What is needed:
Find the string "salient" in the entries and copy each line that has it.

====== Working data ======

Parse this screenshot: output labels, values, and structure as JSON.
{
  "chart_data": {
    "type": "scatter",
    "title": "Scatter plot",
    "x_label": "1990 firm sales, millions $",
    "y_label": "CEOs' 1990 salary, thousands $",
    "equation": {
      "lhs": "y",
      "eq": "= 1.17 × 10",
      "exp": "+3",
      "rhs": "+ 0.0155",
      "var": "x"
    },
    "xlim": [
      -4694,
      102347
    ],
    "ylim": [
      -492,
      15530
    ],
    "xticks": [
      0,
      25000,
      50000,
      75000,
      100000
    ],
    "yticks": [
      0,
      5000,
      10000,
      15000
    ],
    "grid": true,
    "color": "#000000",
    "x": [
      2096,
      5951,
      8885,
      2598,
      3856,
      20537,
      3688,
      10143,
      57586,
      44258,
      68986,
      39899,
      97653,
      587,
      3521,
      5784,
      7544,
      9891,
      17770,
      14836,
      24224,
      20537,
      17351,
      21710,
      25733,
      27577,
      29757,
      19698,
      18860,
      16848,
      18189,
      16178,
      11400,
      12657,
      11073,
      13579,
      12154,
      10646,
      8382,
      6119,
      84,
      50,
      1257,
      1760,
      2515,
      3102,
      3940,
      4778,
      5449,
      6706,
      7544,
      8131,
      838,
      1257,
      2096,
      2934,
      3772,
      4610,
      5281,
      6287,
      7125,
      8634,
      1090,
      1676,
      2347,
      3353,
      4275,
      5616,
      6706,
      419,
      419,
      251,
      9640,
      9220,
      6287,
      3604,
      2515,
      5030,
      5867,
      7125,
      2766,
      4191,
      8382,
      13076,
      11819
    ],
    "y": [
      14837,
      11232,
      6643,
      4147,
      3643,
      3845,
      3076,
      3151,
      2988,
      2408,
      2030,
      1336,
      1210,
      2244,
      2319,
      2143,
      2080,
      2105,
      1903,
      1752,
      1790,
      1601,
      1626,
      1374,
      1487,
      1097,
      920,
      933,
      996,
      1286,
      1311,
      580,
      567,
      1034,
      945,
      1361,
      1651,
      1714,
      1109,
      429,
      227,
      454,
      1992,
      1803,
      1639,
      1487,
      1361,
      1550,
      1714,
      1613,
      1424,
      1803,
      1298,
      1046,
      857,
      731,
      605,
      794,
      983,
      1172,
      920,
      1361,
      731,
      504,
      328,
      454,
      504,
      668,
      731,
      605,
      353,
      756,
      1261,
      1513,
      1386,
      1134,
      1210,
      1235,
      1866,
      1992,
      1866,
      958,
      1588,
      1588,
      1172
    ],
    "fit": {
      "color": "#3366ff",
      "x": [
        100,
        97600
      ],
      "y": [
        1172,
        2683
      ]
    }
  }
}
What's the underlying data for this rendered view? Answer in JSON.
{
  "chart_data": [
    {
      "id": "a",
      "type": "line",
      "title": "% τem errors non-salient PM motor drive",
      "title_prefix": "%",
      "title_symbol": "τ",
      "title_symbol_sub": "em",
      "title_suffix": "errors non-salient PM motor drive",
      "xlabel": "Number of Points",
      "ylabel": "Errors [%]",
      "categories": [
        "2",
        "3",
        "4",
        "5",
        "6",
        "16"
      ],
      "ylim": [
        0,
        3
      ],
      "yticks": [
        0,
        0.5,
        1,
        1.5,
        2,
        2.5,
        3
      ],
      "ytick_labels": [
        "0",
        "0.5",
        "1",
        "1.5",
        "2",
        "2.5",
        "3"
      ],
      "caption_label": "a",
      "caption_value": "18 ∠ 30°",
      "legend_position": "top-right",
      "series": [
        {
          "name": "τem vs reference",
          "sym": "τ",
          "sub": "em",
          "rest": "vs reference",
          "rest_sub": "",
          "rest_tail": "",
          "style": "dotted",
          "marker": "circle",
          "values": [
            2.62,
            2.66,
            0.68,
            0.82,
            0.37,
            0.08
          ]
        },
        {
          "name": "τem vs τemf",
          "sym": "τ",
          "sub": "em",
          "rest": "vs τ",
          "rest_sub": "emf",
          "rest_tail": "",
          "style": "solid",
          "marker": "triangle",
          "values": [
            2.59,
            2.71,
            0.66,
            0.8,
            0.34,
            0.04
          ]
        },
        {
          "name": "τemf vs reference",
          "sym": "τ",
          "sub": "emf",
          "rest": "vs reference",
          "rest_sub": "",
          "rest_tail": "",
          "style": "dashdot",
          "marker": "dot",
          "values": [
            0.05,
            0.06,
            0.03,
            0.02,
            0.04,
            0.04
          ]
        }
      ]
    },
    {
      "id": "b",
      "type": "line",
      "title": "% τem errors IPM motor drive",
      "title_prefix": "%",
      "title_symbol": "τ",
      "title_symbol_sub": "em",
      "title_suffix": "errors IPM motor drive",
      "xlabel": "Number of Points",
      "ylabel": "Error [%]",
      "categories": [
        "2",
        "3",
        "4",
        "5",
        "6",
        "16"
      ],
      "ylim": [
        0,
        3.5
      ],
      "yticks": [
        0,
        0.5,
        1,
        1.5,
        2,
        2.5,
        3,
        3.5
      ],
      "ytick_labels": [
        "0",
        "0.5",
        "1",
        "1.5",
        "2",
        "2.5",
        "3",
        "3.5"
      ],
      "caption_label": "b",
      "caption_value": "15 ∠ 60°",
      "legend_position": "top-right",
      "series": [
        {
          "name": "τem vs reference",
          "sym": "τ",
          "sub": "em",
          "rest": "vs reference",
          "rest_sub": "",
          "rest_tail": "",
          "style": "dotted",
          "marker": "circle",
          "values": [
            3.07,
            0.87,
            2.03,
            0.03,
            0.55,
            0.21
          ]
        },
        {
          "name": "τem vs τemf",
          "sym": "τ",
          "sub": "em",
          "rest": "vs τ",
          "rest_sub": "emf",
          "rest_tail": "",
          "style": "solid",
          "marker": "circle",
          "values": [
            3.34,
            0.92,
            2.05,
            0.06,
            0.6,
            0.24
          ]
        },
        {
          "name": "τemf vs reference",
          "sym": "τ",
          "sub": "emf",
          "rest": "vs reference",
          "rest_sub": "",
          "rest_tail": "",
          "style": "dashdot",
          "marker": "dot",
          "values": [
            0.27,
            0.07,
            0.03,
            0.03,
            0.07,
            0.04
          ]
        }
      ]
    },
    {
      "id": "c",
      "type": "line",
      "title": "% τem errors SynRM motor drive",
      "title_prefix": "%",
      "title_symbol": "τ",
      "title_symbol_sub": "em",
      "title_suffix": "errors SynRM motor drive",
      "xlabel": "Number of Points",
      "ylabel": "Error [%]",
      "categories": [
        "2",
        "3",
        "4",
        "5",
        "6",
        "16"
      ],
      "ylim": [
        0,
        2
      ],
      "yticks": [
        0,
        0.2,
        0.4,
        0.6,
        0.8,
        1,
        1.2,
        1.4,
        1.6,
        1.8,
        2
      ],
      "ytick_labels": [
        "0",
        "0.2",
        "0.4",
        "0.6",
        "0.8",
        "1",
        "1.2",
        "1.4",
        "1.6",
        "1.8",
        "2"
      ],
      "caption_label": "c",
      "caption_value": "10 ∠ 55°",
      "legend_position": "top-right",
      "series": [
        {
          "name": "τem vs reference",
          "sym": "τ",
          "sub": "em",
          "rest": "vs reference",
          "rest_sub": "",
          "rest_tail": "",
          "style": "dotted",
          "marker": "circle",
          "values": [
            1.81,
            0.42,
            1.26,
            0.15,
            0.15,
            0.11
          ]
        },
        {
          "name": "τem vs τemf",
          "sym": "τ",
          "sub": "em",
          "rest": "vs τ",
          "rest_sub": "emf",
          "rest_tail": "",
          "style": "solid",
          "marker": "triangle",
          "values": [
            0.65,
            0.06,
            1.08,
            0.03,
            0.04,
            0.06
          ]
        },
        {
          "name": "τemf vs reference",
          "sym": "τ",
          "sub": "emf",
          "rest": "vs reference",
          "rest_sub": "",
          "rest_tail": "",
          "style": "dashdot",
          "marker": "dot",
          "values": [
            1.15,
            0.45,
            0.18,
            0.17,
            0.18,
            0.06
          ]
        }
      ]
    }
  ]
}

======

Result of the task:
      "title": "% τem errors non-salient PM motor drive",
      "title_suffix": "errors non-salient PM motor drive",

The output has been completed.